WRITTEN TASK: All of the entries need to be written out again, exactly as they are.

EXERCISE MATERIALS:
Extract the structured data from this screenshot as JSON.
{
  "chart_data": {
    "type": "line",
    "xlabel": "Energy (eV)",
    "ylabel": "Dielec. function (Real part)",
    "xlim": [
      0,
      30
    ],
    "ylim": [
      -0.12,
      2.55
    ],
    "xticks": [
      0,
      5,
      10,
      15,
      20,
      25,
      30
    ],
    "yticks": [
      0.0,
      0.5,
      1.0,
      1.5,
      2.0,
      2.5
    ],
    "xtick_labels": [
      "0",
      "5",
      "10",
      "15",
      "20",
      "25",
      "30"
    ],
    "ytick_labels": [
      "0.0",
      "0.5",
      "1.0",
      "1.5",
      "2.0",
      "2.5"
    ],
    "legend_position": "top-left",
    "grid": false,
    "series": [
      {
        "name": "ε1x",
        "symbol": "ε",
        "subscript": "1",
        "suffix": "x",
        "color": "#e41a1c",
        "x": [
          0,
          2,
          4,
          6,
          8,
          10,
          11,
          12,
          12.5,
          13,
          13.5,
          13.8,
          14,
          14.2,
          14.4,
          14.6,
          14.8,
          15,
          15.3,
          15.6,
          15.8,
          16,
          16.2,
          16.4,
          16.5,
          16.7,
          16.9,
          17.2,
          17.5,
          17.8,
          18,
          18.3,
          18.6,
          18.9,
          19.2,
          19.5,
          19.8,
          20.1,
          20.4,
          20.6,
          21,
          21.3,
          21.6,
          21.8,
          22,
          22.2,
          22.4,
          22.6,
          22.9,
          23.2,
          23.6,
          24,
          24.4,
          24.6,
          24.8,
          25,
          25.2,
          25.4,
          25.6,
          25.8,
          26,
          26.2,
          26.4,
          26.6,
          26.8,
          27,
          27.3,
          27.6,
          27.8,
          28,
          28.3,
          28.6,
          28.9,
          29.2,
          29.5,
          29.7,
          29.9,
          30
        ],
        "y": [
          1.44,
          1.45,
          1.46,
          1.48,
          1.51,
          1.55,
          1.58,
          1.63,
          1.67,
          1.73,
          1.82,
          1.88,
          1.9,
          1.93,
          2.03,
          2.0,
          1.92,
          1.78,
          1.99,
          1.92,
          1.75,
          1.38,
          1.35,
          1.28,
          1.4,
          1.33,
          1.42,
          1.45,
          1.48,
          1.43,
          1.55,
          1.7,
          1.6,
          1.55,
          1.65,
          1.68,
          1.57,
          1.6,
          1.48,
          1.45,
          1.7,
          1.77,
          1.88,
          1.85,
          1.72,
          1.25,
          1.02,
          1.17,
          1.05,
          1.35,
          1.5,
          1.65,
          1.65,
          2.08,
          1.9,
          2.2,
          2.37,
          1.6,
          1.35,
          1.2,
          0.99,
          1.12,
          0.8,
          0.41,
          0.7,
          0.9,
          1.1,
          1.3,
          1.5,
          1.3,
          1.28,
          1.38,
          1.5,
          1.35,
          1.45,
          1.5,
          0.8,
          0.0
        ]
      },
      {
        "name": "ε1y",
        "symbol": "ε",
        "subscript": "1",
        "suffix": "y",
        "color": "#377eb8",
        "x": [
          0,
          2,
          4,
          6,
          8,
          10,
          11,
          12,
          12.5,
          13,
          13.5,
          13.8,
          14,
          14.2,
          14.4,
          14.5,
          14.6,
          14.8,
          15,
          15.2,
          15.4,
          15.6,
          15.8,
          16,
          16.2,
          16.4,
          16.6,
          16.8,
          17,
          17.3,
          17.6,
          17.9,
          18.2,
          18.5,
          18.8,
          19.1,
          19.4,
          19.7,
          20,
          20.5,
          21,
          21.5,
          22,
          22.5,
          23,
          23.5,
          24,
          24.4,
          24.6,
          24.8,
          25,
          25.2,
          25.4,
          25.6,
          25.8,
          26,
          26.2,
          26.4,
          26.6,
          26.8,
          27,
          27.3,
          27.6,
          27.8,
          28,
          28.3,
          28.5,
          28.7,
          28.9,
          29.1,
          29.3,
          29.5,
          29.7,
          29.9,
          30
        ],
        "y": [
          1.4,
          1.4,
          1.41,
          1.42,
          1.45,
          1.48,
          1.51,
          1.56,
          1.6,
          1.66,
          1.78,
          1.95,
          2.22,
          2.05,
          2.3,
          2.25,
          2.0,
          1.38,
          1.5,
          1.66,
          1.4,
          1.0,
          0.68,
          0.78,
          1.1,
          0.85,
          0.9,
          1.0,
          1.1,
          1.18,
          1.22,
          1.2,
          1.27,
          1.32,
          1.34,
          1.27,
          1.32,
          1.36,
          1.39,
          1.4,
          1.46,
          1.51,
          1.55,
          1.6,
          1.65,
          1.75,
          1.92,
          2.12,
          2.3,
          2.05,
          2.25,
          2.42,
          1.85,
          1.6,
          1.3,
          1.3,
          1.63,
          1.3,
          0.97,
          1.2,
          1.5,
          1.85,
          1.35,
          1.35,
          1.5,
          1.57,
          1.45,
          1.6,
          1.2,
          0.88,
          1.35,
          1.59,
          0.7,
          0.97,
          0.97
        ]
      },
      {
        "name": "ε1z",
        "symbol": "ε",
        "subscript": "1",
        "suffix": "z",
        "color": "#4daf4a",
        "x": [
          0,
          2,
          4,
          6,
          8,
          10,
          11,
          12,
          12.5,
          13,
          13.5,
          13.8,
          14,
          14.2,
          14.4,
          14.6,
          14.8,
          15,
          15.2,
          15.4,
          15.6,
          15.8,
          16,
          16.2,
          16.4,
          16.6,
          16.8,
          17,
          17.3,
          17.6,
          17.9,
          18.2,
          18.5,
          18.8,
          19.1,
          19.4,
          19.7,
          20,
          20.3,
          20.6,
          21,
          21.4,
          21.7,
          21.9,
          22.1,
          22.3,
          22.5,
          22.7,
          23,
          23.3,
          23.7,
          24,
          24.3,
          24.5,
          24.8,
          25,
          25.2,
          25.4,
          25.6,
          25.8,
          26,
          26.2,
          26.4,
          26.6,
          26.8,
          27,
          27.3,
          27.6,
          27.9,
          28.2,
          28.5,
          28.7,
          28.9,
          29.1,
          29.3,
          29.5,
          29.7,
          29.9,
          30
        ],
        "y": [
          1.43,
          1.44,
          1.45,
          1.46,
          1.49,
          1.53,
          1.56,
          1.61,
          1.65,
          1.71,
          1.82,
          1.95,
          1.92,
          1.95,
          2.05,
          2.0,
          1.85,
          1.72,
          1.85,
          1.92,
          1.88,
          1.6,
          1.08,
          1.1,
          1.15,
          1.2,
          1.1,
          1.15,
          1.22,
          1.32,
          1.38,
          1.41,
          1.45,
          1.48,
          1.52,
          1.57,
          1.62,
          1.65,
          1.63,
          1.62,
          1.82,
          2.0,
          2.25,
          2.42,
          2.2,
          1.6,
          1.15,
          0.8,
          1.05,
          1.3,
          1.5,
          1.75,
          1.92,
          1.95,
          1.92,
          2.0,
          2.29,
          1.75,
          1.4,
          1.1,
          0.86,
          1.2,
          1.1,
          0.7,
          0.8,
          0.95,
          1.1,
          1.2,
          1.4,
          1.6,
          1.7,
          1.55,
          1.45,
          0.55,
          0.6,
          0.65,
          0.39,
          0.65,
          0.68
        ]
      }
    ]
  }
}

COMPLETE ANSWER:
Extract the structured data from this screenshot as JSON.
{
  "chart_data": {
    "type": "line",
    "xlabel": "Energy (eV)",
    "ylabel": "Dielec. function (Real part)",
    "xlim": [
      0,
      30
    ],
    "ylim": [
      -0.12,
      2.55
    ],
    "xticks": [
      0,
      5,
      10,
      15,
      20,
      25,
      30
    ],
    "yticks": [
      0.0,
      0.5,
      1.0,
      1.5,
      2.0,
      2.5
    ],
    "xtick_labels": [
      "0",
      "5",
      "10",
      "15",
      "20",
      "25",
      "30"
    ],
    "ytick_labels": [
      "0.0",
      "0.5",
      "1.0",
      "1.5",
      "2.0",
      "2.5"
    ],
    "legend_position": "top-left",
    "grid": false,
    "series": [
      {
        "name": "ε1x",
        "symbol": "ε",
        "subscript": "1",
        "suffix": "x",
        "color": "#e41a1c",
        "x": [
          0,
          2,
          4,
          6,
          8,
          10,
          11,
          12,
          12.5,
          13,
          13.5,
          13.8,
          14,
          14.2,
          14.4,
          14.6,
          14.8,
          15,
          15.3,
          15.6,
          15.8,
          16,
          16.2,
          16.4,
          16.5,
          16.7,
          16.9,
          17.2,
          17.5,
          17.8,
          18,
          18.3,
          18.6,
          18.9,
          19.2,
          19.5,
          19.8,
          20.1,
          20.4,
          20.6,
          21,
          21.3,
          21.6,
          21.8,
          22,
          22.2,
          22.4,
          22.6,
          22.9,
          23.2,
          23.6,
          24,
          24.4,
          24.6,
          24.8,
          25,
          25.2,
          25.4,
          25.6,
          25.8,
          26,
          26.2,
          26.4,
          26.6,
          26.8,
          27,
          27.3,
          27.6,
          27.8,
          28,
          28.3,
          28.6,
          28.9,
          29.2,
          29.5,
          29.7,
          29.9,
          30
        ],
        "y": [
          1.44,
          1.45,
          1.46,
          1.48,
          1.51,
          1.55,
          1.58,
          1.63,
          1.67,
          1.73,
          1.82,
          1.88,
          1.9,
          1.93,
          2.03,
          2.0,
          1.92,
          1.78,
          1.99,
          1.92,
          1.75,
          1.38,
          1.35,
          1.28,
          1.4,
          1.33,
          1.42,
          1.45,
          1.48,
          1.43,
          1.55,
          1.7,
          1.6,
          1.55,
          1.65,
          1.68,
          1.57,
          1.6,
          1.48,
          1.45,
          1.7,
          1.77,
          1.88,
          1.85,
          1.72,
          1.25,
          1.02,
          1.17,
          1.05,
          1.35,
          1.5,
          1.65,
          1.65,
          2.08,
          1.9,
          2.2,
          2.37,
          1.6,
          1.35,
          1.2,
          0.99,
          1.12,
          0.8,
          0.41,
          0.7,
          0.9,
          1.1,
          1.3,
          1.5,
          1.3,
          1.28,
          1.38,
          1.5,
          1.35,
          1.45,
          1.5,
          0.8,
          0.0
        ]
      },
      {
        "name": "ε1y",
        "symbol": "ε",
        "subscript": "1",
        "suffix": "y",
        "color": "#377eb8",
        "x": [
          0,
          2,
          4,
          6,
          8,
          10,
          11,
          12,
          12.5,
          13,
          13.5,
          13.8,
          14,
          14.2,
          14.4,
          14.5,
          14.6,
          14.8,
          15,
          15.2,
          15.4,
          15.6,
          15.8,
          16,
          16.2,
          16.4,
          16.6,
          16.8,
          17,
          17.3,
          17.6,
          17.9,
          18.2,
          18.5,
          18.8,
          19.1,
          19.4,
          19.7,
          20,
          20.5,
          21,
          21.5,
          22,
          22.5,
          23,
          23.5,
          24,
          24.4,
          24.6,
          24.8,
          25,
          25.2,
          25.4,
          25.6,
          25.8,
          26,
          26.2,
          26.4,
          26.6,
          26.8,
          27,
          27.3,
          27.6,
          27.8,
          28,
          28.3,
          28.5,
          28.7,
          28.9,
          29.1,
          29.3,
          29.5,
          29.7,
          29.9,
          30
        ],
        "y": [
          1.4,
          1.4,
          1.41,
          1.42,
          1.45,
          1.48,
          1.51,
          1.56,
          1.6,
          1.66,
          1.78,
          1.95,
          2.22,
          2.05,
          2.3,
          2.25,
          2.0,
          1.38,
          1.5,
          1.66,
          1.4,
          1.0,
          0.68,
          0.78,
          1.1,
          0.85,
          0.9,
          1.0,
          1.1,
          1.18,
          1.22,
          1.2,
          1.27,
          1.32,
          1.34,
          1.27,
          1.32,
          1.36,
          1.39,
          1.4,
          1.46,
          1.51,
          1.55,
          1.6,
          1.65,
          1.75,
          1.92,
          2.12,
          2.3,
          2.05,
          2.25,
          2.42,
          1.85,
          1.6,
          1.3,
          1.3,
          1.63,
          1.3,
          0.97,
          1.2,
          1.5,
          1.85,
          1.35,
          1.35,
          1.5,
          1.57,
          1.45,
          1.6,
          1.2,
          0.88,
          1.35,
          1.59,
          0.7,
          0.97,
          0.97
        ]
      },
      {
        "name": "ε1z",
        "symbol": "ε",
        "subscript": "1",
        "suffix": "z",
        "color": "#4daf4a",
        "x": [
          0,
          2,
          4,
          6,
          8,
          10,
          11,
          12,
          12.5,
          13,
          13.5,
          13.8,
          14,
          14.2,
          14.4,
          14.6,
          14.8,
          15,
          15.2,
          15.4,
          15.6,
          15.8,
          16,
          16.2,
          16.4,
          16.6,
          16.8,
          17,
          17.3,
          17.6,
          17.9,
          18.2,
          18.5,
          18.8,
          19.1,
          19.4,
          19.7,
          20,
          20.3,
          20.6,
          21,
          21.4,
          21.7,
          21.9,
          22.1,
          22.3,
          22.5,
          22.7,
          23,
          23.3,
          23.7,
          24,
          24.3,
          24.5,
          24.8,
          25,
          25.2,
          25.4,
          25.6,
          25.8,
          26,
          26.2,
          26.4,
          26.6,
          26.8,
          27,
          27.3,
          27.6,
          27.9,
          28.2,
          28.5,
          28.7,
          28.9,
          29.1,
          29.3,
          29.5,
          29.7,
          29.9,
          30
        ],
        "y": [
          1.43,
          1.44,
          1.45,
          1.46,
          1.49,
          1.53,
          1.56,
          1.61,
          1.65,
          1.71,
          1.82,
          1.95,
          1.92,
          1.95,
          2.05,
          2.0,
          1.85,
          1.72,
          1.85,
          1.92,
          1.88,
          1.6,
          1.08,
          1.1,
          1.15,
          1.2,
          1.1,
          1.15,
          1.22,
          1.32,
          1.38,
          1.41,
          1.45,
          1.48,
          1.52,
          1.57,
          1.62,
          1.65,
          1.63,
          1.62,
          1.82,
          2.0,
          2.25,
          2.42,
          2.2,
          1.6,
          1.15,
          0.8,
          1.05,
          1.3,
          1.5,
          1.75,
          1.92,
          1.95,
          1.92,
          2.0,
          2.29,
          1.75,
          1.4,
          1.1,
          0.86,
          1.2,
          1.1,
          0.7,
          0.8,
          0.95,
          1.1,
          1.2,
          1.4,
          1.6,
          1.7,
          1.55,
          1.45,
          0.55,
          0.6,
          0.65,
          0.39,
          0.65,
          0.68
        ]
      }
    ]
  }
}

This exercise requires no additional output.